▶ [Working data]
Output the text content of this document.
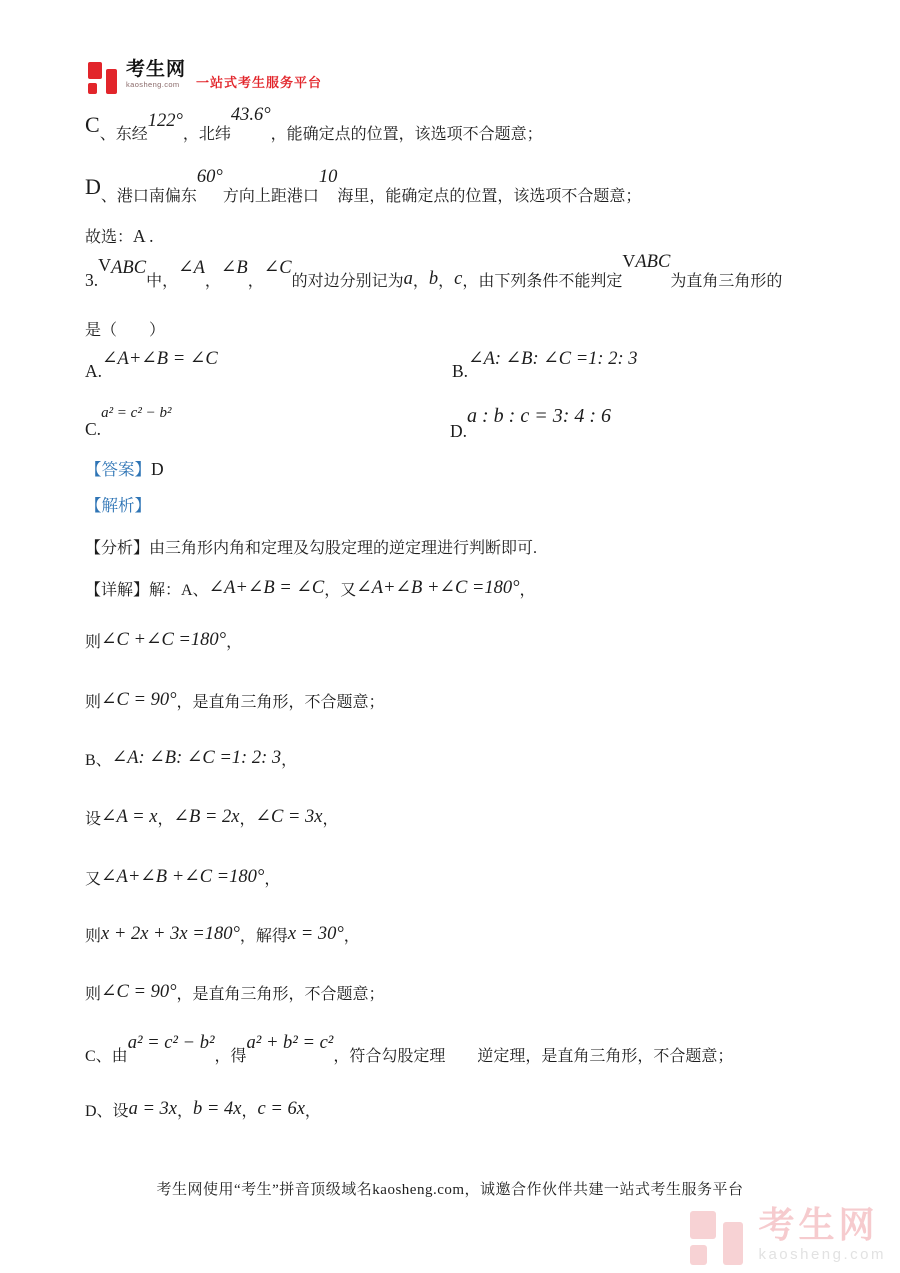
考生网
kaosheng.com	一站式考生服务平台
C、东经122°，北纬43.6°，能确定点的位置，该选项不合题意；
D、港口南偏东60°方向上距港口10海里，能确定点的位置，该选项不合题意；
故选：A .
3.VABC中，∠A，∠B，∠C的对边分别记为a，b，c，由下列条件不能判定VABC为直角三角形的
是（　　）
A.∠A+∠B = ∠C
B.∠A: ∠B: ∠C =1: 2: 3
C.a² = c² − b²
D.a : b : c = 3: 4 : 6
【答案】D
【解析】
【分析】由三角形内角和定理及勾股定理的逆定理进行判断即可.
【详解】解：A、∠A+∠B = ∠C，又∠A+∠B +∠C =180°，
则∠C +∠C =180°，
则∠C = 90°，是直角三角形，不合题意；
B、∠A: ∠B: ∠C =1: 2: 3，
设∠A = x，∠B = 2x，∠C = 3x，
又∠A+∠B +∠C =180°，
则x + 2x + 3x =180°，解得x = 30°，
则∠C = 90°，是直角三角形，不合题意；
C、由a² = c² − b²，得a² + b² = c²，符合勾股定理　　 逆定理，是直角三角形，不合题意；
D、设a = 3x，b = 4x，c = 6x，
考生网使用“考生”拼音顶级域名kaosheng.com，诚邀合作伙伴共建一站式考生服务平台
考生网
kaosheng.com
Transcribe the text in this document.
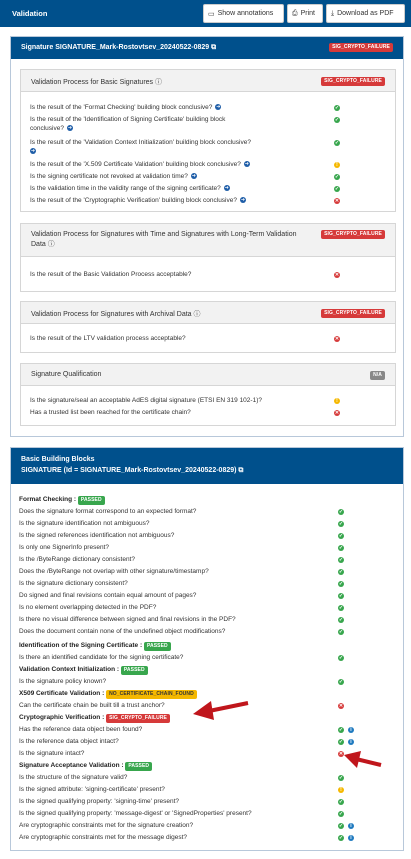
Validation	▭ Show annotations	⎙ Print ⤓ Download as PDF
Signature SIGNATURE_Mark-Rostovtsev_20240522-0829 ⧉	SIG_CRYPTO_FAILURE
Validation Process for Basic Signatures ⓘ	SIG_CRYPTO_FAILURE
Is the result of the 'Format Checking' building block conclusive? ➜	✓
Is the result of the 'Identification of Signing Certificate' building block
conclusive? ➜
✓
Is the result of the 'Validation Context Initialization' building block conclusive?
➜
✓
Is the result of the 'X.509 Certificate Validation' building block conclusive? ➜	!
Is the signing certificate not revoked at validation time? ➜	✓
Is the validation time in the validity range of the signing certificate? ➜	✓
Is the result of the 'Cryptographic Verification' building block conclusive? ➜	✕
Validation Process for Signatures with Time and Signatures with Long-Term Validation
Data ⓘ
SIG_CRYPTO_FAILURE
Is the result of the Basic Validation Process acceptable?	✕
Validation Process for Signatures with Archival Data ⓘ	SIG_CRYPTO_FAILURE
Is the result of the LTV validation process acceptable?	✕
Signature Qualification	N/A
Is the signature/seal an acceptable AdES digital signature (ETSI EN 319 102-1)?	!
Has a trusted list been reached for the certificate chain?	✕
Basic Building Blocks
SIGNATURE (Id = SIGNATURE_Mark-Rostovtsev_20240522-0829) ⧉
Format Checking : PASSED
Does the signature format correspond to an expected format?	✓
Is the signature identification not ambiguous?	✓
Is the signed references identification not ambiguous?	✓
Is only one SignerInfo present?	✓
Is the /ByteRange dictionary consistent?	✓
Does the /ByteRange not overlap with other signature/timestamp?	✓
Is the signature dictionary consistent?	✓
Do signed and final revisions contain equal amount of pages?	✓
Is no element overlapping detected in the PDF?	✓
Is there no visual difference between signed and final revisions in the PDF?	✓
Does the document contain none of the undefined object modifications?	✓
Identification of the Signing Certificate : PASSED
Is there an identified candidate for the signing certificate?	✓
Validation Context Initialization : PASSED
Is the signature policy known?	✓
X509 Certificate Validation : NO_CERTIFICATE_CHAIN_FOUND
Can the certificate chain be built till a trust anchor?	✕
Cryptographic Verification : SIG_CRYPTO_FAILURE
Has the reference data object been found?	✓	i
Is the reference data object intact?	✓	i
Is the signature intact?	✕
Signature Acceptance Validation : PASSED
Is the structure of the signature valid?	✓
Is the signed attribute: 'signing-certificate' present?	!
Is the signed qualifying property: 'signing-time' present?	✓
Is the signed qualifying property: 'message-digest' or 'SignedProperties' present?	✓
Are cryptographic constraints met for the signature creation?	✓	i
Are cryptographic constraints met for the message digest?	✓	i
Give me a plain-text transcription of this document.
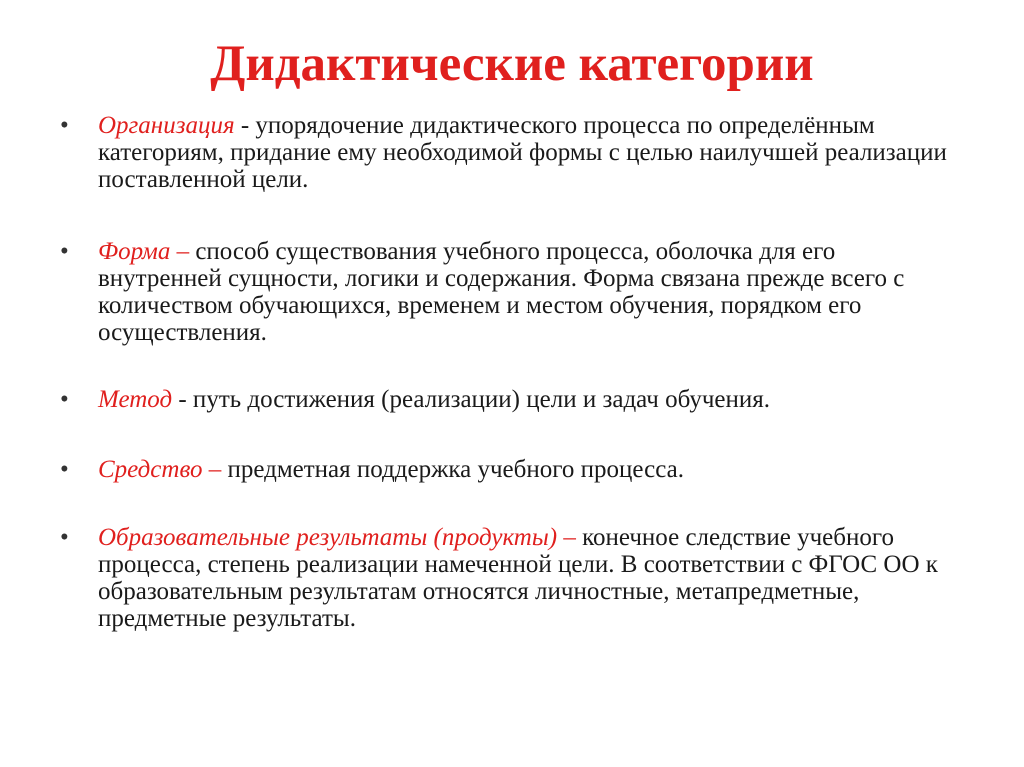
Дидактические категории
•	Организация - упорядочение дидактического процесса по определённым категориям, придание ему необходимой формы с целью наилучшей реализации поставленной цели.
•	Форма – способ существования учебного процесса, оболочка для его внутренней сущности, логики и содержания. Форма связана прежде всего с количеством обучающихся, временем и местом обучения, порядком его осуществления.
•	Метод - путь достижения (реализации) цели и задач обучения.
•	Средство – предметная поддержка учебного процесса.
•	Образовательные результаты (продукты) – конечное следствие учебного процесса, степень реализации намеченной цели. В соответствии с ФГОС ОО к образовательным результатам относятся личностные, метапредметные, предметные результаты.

▶ [Written request] Each entry shown above must be quoted exactly, with its pictures left out.

▶ [Response to this exercise]
Output the text content of this document.
考生网
kaosheng.com	一站式考生服务平台
C、东经122°，北纬43.6°，能确定点的位置，该选项不合题意；
D、港口南偏东60°方向上距港口10海里，能确定点的位置，该选项不合题意；
故选：A .
3.VABC中，∠A，∠B，∠C的对边分别记为a，b，c，由下列条件不能判定VABC为直角三角形的
是（　　）
A.∠A+∠B = ∠C
B.∠A: ∠B: ∠C =1: 2: 3
C.a² = c² − b²
D.a : b : c = 3: 4 : 6
【答案】D
【解析】
【分析】由三角形内角和定理及勾股定理的逆定理进行判断即可.
【详解】解：A、∠A+∠B = ∠C，又∠A+∠B +∠C =180°，
则∠C +∠C =180°，
则∠C = 90°，是直角三角形，不合题意；
B、∠A: ∠B: ∠C =1: 2: 3，
设∠A = x，∠B = 2x，∠C = 3x，
又∠A+∠B +∠C =180°，
则x + 2x + 3x =180°，解得x = 30°，
则∠C = 90°，是直角三角形，不合题意；
C、由a² = c² − b²，得a² + b² = c²，符合勾股定理　　 逆定理，是直角三角形，不合题意；
D、设a = 3x，b = 4x，c = 6x，
考生网使用“考生”拼音顶级域名kaosheng.com，诚邀合作伙伴共建一站式考生服务平台
考生网
kaosheng.com
Transcribe the text in this document.
Validation	▭ Show annotations	⎙ Print ⤓ Download as PDF
Signature SIGNATURE_Mark-Rostovtsev_20240522-0829 ⧉	SIG_CRYPTO_FAILURE
Validation Process for Basic Signatures ⓘ	SIG_CRYPTO_FAILURE
Is the result of the 'Format Checking' building block conclusive? ➜	✓
Is the result of the 'Identification of Signing Certificate' building block
conclusive? ➜
✓
Is the result of the 'Validation Context Initialization' building block conclusive?
➜
✓
Is the result of the 'X.509 Certificate Validation' building block conclusive? ➜	!
Is the signing certificate not revoked at validation time? ➜	✓
Is the validation time in the validity range of the signing certificate? ➜	✓
Is the result of the 'Cryptographic Verification' building block conclusive? ➜	✕
Validation Process for Signatures with Time and Signatures with Long-Term Validation
Data ⓘ
SIG_CRYPTO_FAILURE
Is the result of the Basic Validation Process acceptable?	✕
Validation Process for Signatures with Archival Data ⓘ	SIG_CRYPTO_FAILURE
Is the result of the LTV validation process acceptable?	✕
Signature Qualification	N/A
Is the signature/seal an acceptable AdES digital signature (ETSI EN 319 102-1)?	!
Has a trusted list been reached for the certificate chain?	✕
Basic Building Blocks
SIGNATURE (Id = SIGNATURE_Mark-Rostovtsev_20240522-0829) ⧉
Format Checking : PASSED
Does the signature format correspond to an expected format?	✓
Is the signature identification not ambiguous?	✓
Is the signed references identification not ambiguous?	✓
Is only one SignerInfo present?	✓
Is the /ByteRange dictionary consistent?	✓
Does the /ByteRange not overlap with other signature/timestamp?	✓
Is the signature dictionary consistent?	✓
Do signed and final revisions contain equal amount of pages?	✓
Is no element overlapping detected in the PDF?	✓
Is there no visual difference between signed and final revisions in the PDF?	✓
Does the document contain none of the undefined object modifications?	✓
Identification of the Signing Certificate : PASSED
Is there an identified candidate for the signing certificate?	✓
Validation Context Initialization : PASSED
Is the signature policy known?	✓
X509 Certificate Validation : NO_CERTIFICATE_CHAIN_FOUND
Can the certificate chain be built till a trust anchor?	✕
Cryptographic Verification : SIG_CRYPTO_FAILURE
Has the reference data object been found?	✓	i
Is the reference data object intact?	✓	i
Is the signature intact?	✕
Signature Acceptance Validation : PASSED
Is the structure of the signature valid?	✓
Is the signed attribute: 'signing-certificate' present?	!
Is the signed qualifying property: 'signing-time' present?	✓
Is the signed qualifying property: 'message-digest' or 'SignedProperties' present?	✓
Are cryptographic constraints met for the signature creation?	✓	i
Are cryptographic constraints met for the message digest?	✓	i
Give me a plain-text transcription of this document.
Дидактические категории
•	Организация - упорядочение дидактического процесса по определённым категориям, придание ему необходимой формы с целью наилучшей реализации поставленной цели.
•	Форма – способ существования учебного процесса, оболочка для его внутренней сущности, логики и содержания. Форма связана прежде всего с количеством обучающихся, временем и местом обучения, порядком его осуществления.
•	Метод - путь достижения (реализации) цели и задач обучения.
•	Средство – предметная поддержка учебного процесса.
•	Образовательные результаты (продукты) – конечное следствие учебного процесса, степень реализации намеченной цели. В соответствии с ФГОС ОО к образовательным результатам относятся личностные, метапредметные, предметные результаты.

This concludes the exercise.